The request
Where does the string "description" appear? Copy every line of the entries below that holds it.

(Stored data)
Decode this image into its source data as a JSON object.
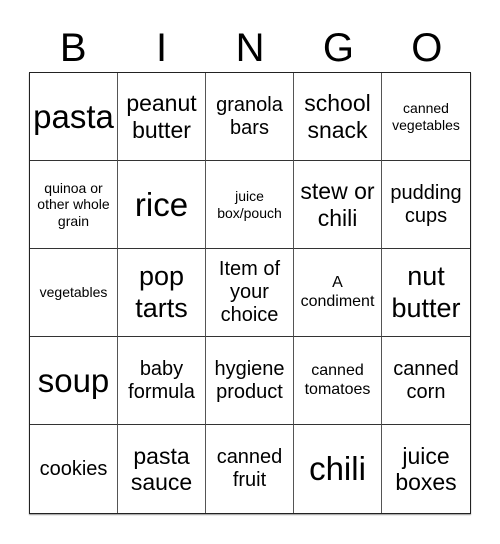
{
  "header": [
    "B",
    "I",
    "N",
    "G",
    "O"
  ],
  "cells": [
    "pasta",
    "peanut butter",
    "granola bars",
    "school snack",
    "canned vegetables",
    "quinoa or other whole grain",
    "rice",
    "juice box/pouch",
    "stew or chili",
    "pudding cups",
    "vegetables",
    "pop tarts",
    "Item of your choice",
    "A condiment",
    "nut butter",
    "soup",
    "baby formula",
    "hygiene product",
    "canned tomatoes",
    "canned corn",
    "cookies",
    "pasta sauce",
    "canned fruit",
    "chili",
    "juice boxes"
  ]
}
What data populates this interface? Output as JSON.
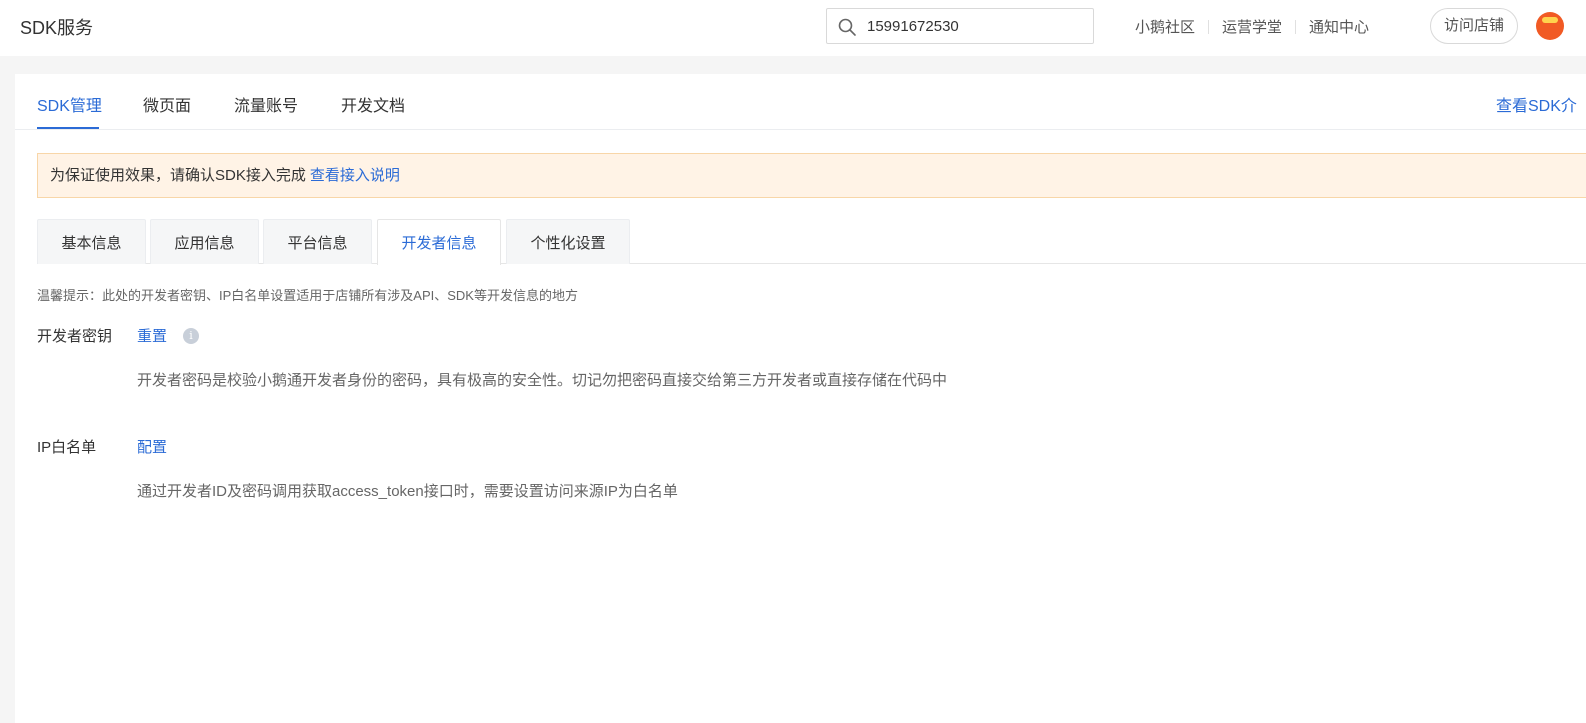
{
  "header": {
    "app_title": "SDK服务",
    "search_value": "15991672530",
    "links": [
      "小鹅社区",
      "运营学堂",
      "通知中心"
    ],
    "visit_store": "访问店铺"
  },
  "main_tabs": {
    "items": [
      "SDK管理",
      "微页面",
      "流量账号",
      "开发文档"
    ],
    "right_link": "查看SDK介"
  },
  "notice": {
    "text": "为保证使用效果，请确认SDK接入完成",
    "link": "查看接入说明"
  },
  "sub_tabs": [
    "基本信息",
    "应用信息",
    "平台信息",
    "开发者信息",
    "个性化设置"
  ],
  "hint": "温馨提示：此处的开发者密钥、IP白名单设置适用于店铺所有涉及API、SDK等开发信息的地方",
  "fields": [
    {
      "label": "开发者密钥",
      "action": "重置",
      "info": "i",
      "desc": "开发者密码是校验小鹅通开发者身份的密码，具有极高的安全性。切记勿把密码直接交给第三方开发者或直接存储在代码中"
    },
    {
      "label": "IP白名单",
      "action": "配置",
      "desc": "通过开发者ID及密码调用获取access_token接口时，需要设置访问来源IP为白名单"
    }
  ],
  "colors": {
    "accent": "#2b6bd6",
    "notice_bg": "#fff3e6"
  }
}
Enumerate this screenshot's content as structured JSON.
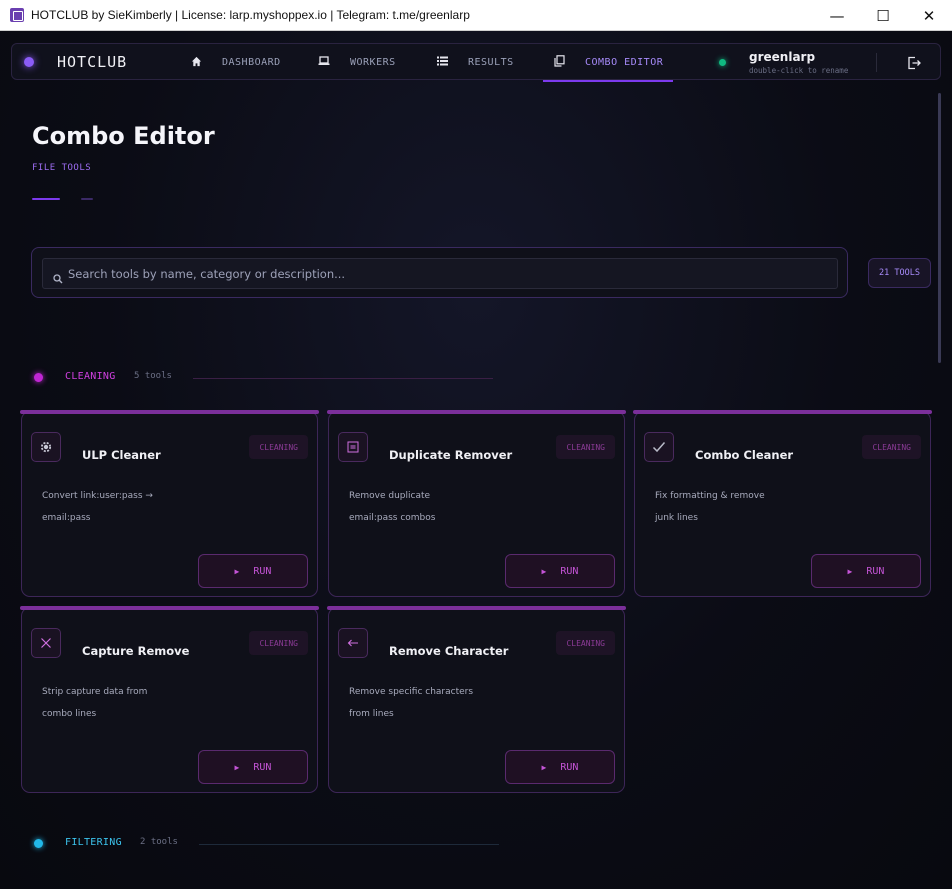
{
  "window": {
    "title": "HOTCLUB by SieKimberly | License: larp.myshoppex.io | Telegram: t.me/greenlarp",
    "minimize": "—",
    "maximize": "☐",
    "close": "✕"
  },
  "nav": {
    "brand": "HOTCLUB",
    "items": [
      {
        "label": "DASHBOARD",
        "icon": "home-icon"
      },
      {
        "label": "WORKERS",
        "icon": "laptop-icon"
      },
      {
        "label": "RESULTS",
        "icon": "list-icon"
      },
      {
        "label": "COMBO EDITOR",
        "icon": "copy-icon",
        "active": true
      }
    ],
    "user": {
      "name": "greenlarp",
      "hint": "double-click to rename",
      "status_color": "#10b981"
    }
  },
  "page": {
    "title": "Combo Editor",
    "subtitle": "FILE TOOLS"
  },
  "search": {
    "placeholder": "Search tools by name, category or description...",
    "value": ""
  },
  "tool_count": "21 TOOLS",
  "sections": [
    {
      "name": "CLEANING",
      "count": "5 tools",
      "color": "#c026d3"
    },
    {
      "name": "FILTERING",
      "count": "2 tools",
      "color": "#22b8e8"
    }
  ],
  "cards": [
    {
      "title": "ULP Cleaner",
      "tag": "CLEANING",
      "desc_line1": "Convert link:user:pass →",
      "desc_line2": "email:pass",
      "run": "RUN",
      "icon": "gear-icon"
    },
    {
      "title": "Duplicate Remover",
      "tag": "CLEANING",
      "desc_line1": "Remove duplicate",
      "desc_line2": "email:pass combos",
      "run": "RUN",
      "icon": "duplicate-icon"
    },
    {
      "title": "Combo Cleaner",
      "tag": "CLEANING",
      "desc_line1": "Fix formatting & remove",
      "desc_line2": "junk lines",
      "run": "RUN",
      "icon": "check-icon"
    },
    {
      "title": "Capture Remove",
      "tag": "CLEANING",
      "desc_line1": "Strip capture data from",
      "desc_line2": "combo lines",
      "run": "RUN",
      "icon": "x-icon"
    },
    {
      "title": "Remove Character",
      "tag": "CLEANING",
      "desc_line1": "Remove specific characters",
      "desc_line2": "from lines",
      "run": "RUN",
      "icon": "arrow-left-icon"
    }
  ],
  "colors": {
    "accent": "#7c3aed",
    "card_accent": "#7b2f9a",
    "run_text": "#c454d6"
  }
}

---

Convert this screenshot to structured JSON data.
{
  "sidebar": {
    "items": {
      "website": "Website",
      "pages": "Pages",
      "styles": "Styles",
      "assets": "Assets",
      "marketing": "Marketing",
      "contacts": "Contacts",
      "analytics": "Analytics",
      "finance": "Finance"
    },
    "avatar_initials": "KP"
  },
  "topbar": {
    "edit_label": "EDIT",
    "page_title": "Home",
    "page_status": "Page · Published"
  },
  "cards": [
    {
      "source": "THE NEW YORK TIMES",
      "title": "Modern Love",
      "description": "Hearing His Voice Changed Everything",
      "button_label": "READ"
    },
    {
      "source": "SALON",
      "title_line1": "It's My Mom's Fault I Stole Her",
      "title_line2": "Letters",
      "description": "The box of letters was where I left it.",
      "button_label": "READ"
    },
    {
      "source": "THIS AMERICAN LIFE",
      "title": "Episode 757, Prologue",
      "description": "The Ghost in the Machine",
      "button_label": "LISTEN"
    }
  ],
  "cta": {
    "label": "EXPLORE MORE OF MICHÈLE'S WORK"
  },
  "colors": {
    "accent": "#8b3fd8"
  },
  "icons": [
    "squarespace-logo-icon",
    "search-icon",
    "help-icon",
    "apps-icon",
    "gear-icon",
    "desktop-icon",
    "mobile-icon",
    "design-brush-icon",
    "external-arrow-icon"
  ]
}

==

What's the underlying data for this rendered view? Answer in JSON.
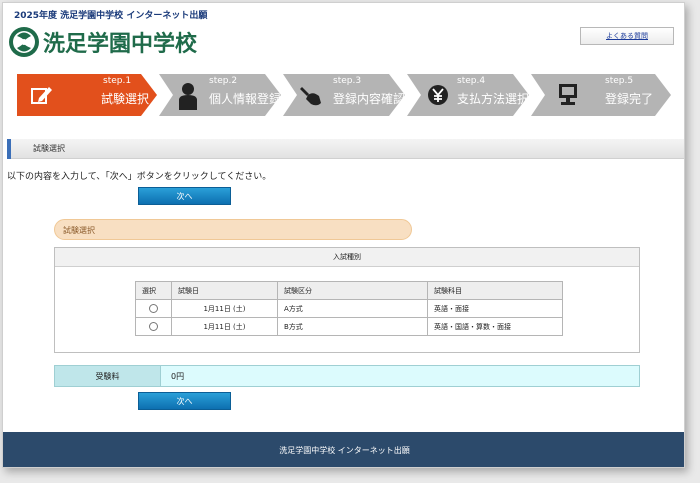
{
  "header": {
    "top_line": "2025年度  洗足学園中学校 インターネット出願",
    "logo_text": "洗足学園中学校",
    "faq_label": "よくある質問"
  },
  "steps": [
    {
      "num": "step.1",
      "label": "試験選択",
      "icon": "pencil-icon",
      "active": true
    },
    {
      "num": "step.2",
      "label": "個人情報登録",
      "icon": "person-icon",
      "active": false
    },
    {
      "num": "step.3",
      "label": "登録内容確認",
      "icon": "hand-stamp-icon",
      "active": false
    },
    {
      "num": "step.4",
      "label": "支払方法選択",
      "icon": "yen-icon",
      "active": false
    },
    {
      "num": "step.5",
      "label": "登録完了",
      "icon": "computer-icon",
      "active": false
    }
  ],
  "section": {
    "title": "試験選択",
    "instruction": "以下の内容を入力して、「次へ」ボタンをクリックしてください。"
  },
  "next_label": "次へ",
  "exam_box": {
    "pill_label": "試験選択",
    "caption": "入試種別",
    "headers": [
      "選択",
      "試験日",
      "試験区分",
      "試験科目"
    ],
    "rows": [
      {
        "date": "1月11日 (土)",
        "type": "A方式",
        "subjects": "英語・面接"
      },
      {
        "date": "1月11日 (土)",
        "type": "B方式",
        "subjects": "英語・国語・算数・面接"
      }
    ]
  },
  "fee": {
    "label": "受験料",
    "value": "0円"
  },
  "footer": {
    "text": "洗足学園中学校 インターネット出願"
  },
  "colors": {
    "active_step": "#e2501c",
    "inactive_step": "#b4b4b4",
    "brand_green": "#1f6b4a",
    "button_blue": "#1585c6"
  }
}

Correct output
    "placeholder": "Search tools by name, category or description...",
      "description": "Hearing His Voice Changed Everything",
      "description": "The box of letters was where I left it.",
      "description": "The Ghost in the Machine",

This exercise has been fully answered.